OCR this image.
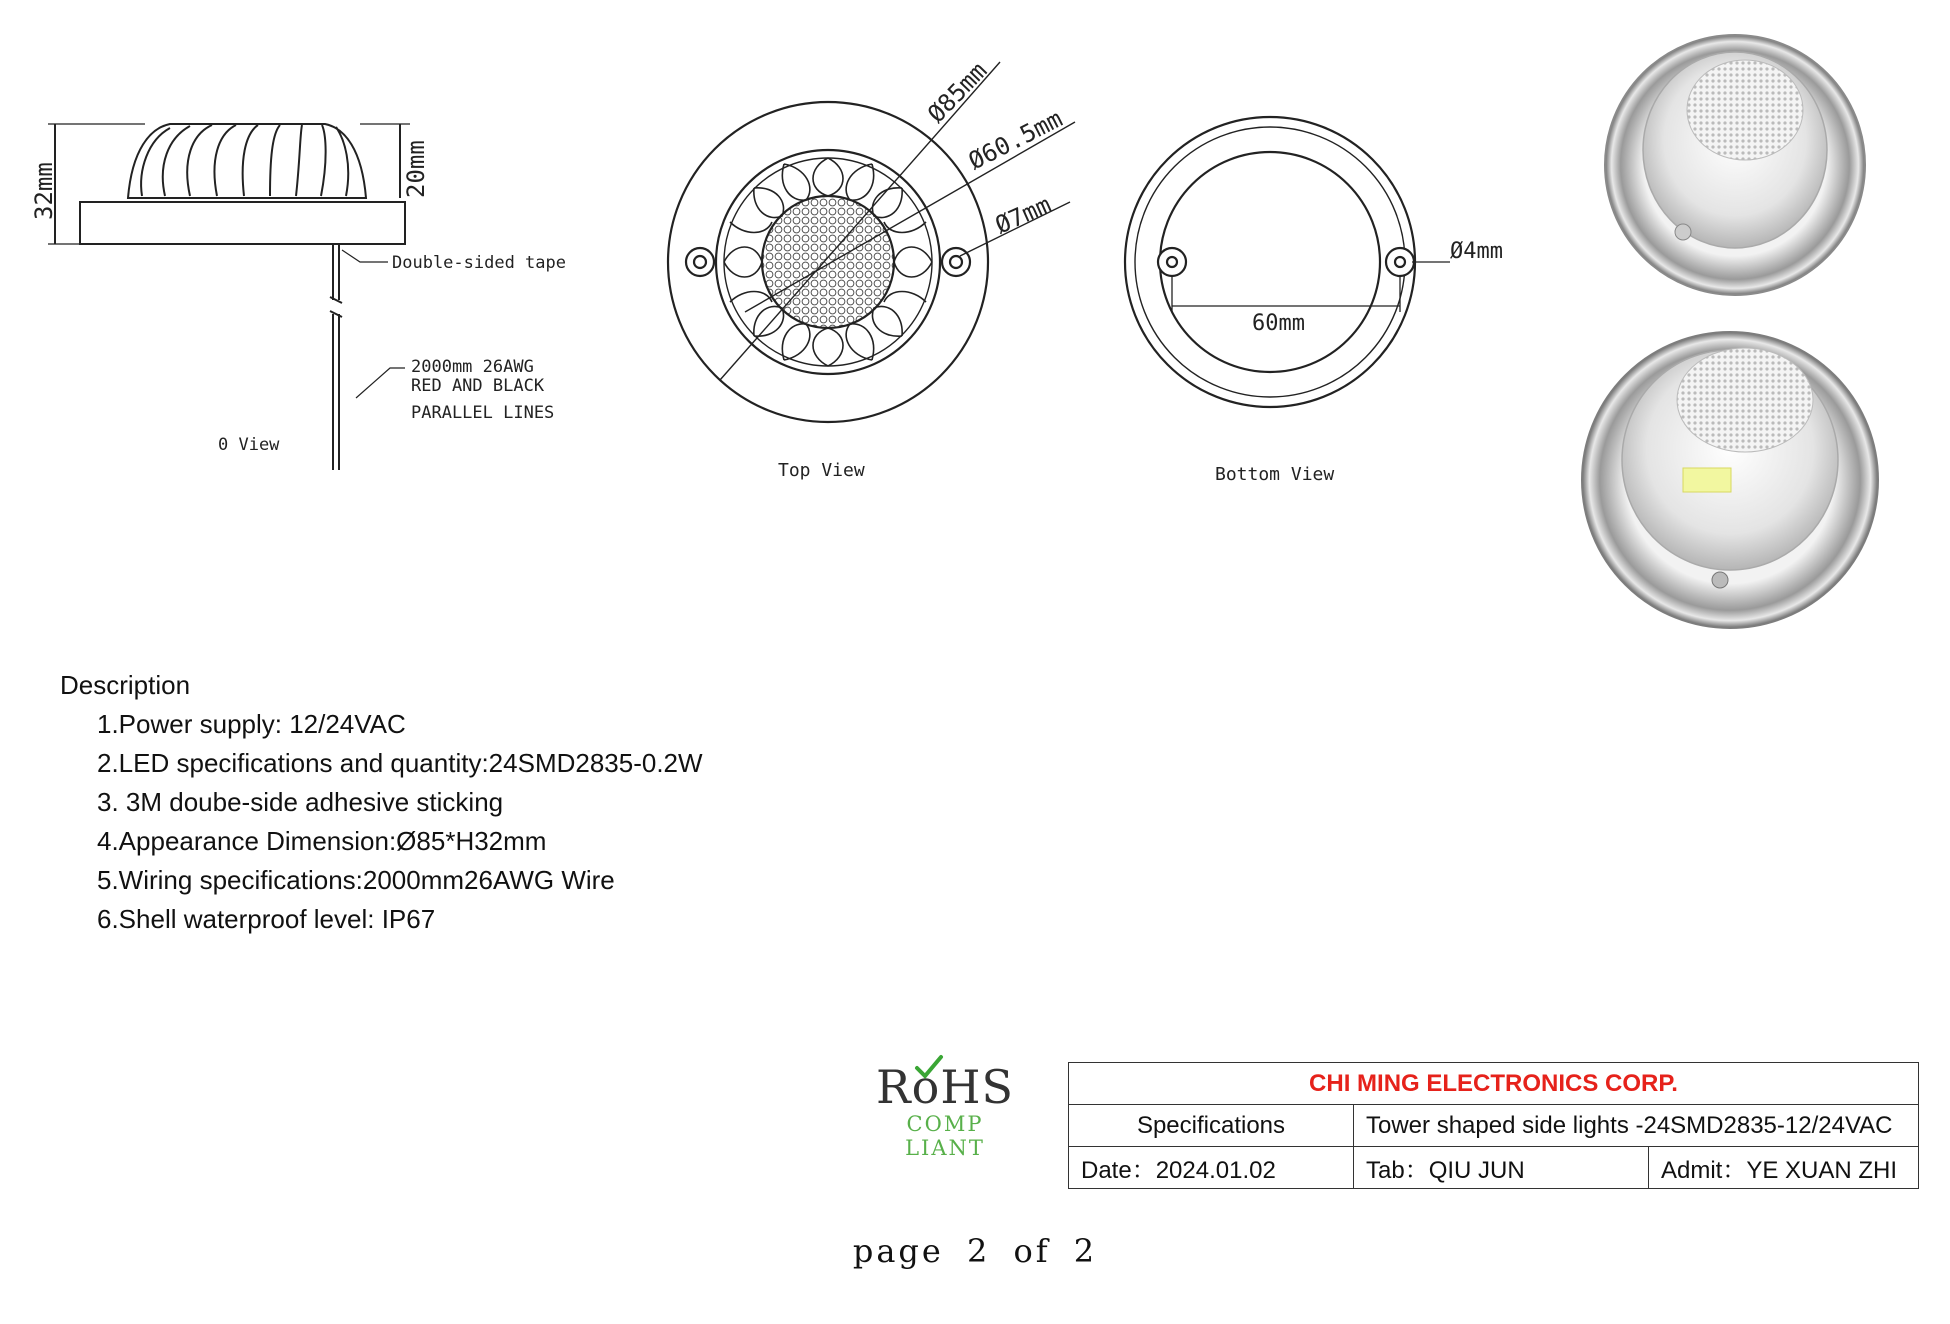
32mm	20mm
Double-sided tape
2000mm 26AWG
RED AND BLACK
PARALLEL LINES
0 View
Ø85mm
Ø60.5mm
Ø7mm
Top View
Ø4mm
60mm
Bottom View

Description

1.Power supply: 12/24VAC
2.LED specifications and quantity:24SMD2835-0.2W
3. 3M doube-side adhesive sticking
4.Appearance Dimension:Ø85*H32mm
5.Wiring specifications:2000mm26AWG Wire
6.Shell waterproof level: IP67
RoHS
COMP LIANT
CHI MING ELECTRONICS CORP.		
Specifications	Tower shaped side lights -24SMD2835-12/24VAC	
Date：2024.01.02	Tab：QIU JUN	Admit：YE XUAN ZHI
page 2 of 2
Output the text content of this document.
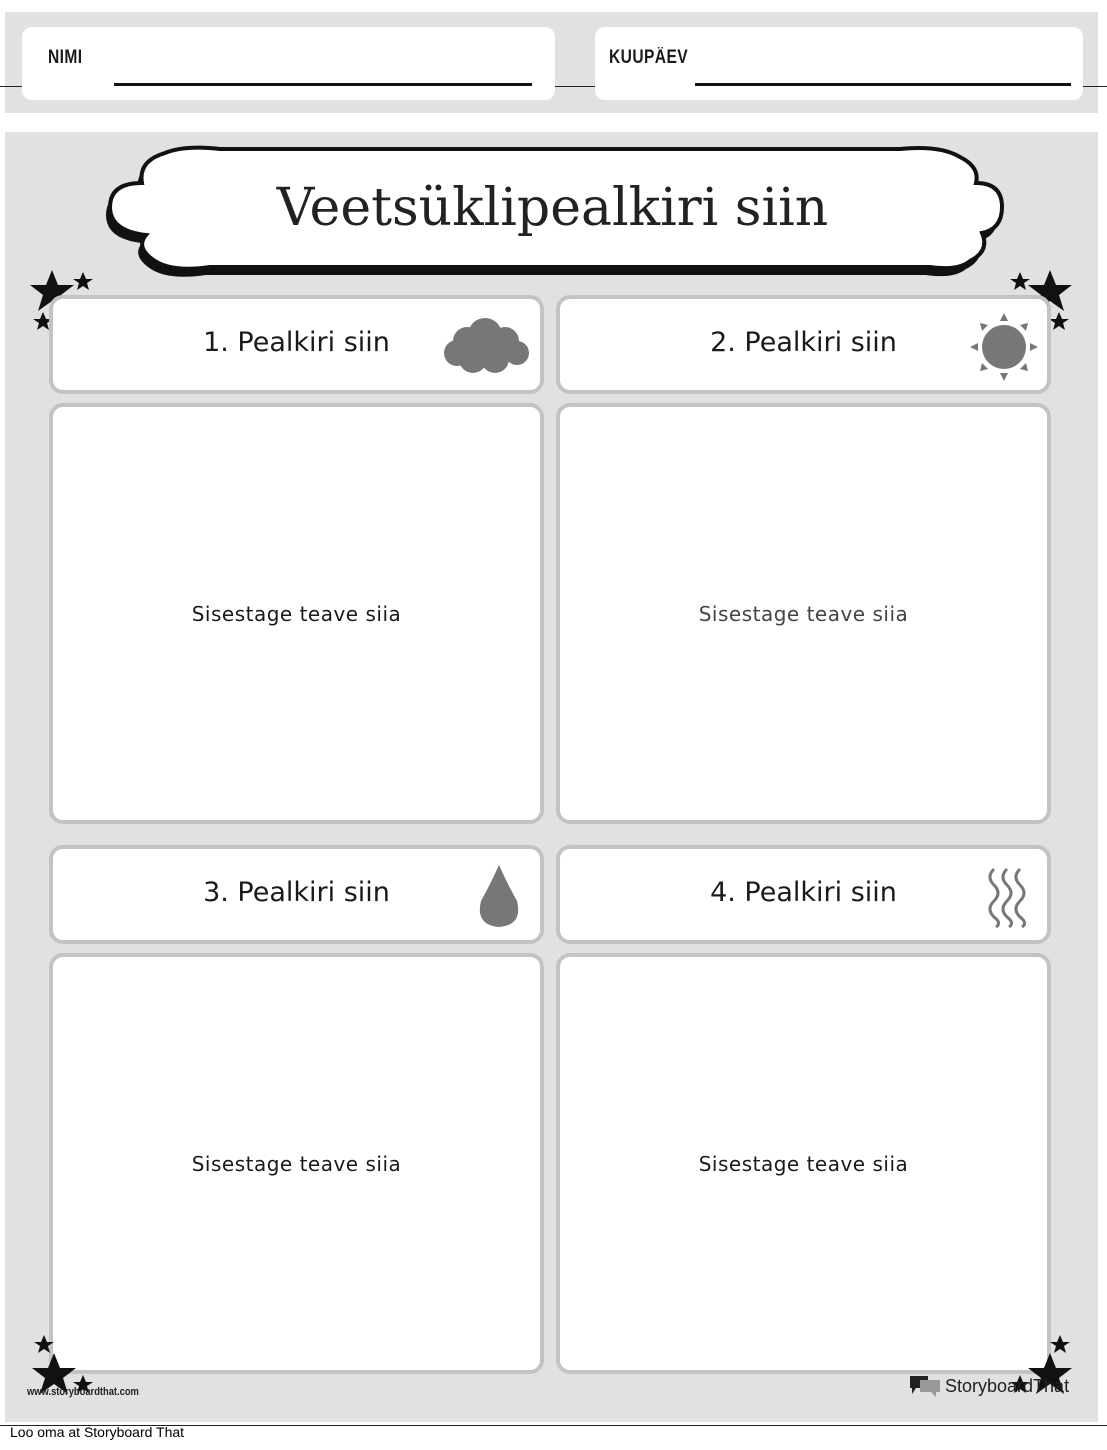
NIMI	KUUPÄEV
Veetsüklipealkiri siin
1. Pealkiri siin
Sisestage teave siia
2. Pealkiri siin
Sisestage teave siia
3. Pealkiri siin
Sisestage teave siia
4. Pealkiri siin
Sisestage teave siia
www.storyboardthat.com	StoryboardThat
Loo oma at Storyboard That
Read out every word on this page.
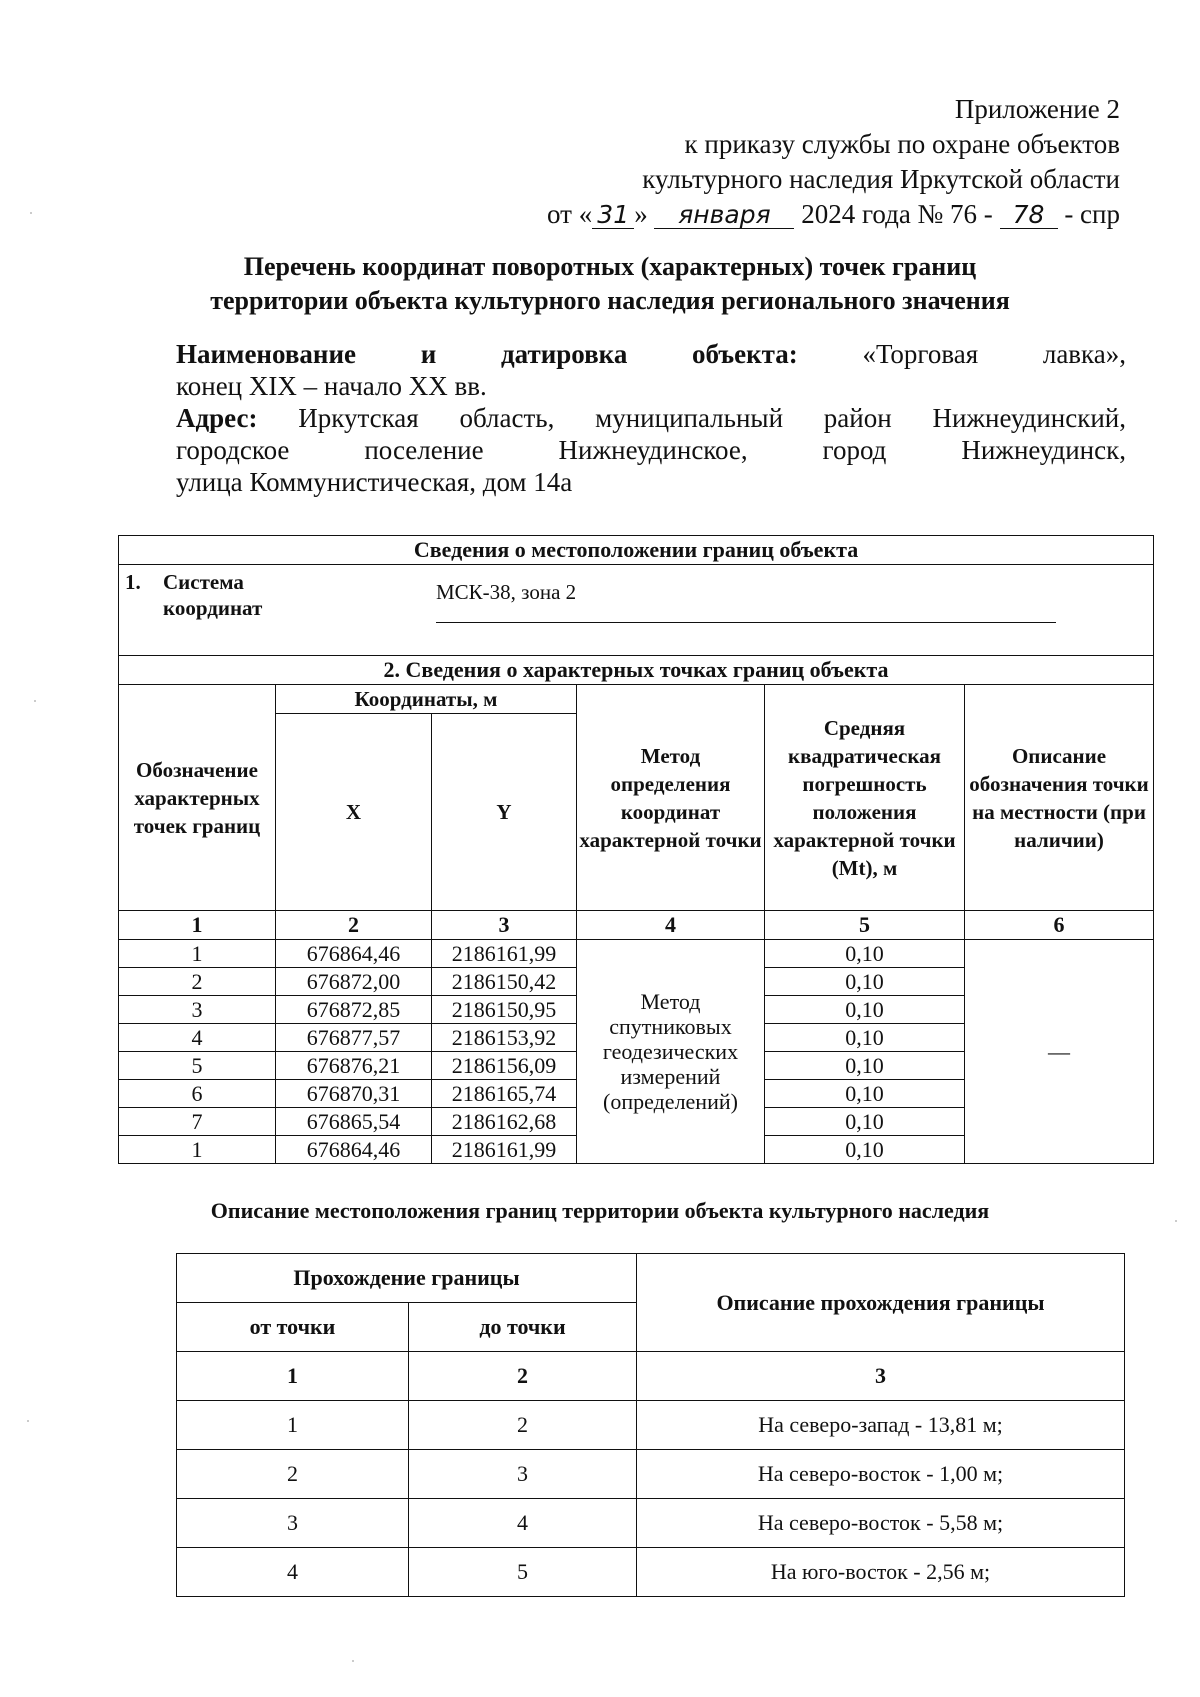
Приложение 2
к приказу службы по охране объектов
культурного наследия Иркутской области
от « 31 » января 2024 года № 76 - 78 - спр
Перечень координат поворотных (характерных) точек границ
территории объекта культурного наследия регионального значения
Наименование и датировка объекта: «Торговая лавка»,
конец XIX – начало XX вв.
Адрес: Иркутская область, муниципальный район Нижнеудинский,
городское поселение Нижнеудинское, город Нижнеудинск,
улица Коммунистическая, дом 14а
Сведения о местоположении границ объекта					

1. Система координат
МСК-38, зона 2					

2. Сведения о характерных точках границ объекта					
Обозначение характерных точек границ	Координаты, м		Метод определения координат характерной точки	Средняя квадратическая погрешность положения характерной точки (Mt), м	Описание обозначения точки на местности (при наличии)
	X	Y			
1	2	3	4	5	6
1	676864,46	2186161,99	Метод спутниковых геодезических измерений (определений)	0,10	—
2	676872,00	2186150,42		0,10	
3	676872,85	2186150,95		0,10	
4	676877,57	2186153,92		0,10	
5	676876,21	2186156,09		0,10	
6	676870,31	2186165,74		0,10	
7	676865,54	2186162,68		0,10	
1	676864,46	2186161,99		0,10	
Описание местоположения границ территории объекта культурного наследия
Прохождение границы		Описание прохождения границы
от точки	до точки	
1	2	3
1	2	На северо-запад - 13,81 м;
2	3	На северо-восток - 1,00 м;
3	4	На северо-восток - 5,58 м;
4	5	На юго-восток - 2,56 м;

⁂

■ PROBLEM TO WORK ON
Pick each line holding the word "территории" out of the data and copy it.

■ OUTPUT OF THE EXERCISE
территории объекта культурного наследия регионального значения
Описание местоположения границ территории объекта культурного наследия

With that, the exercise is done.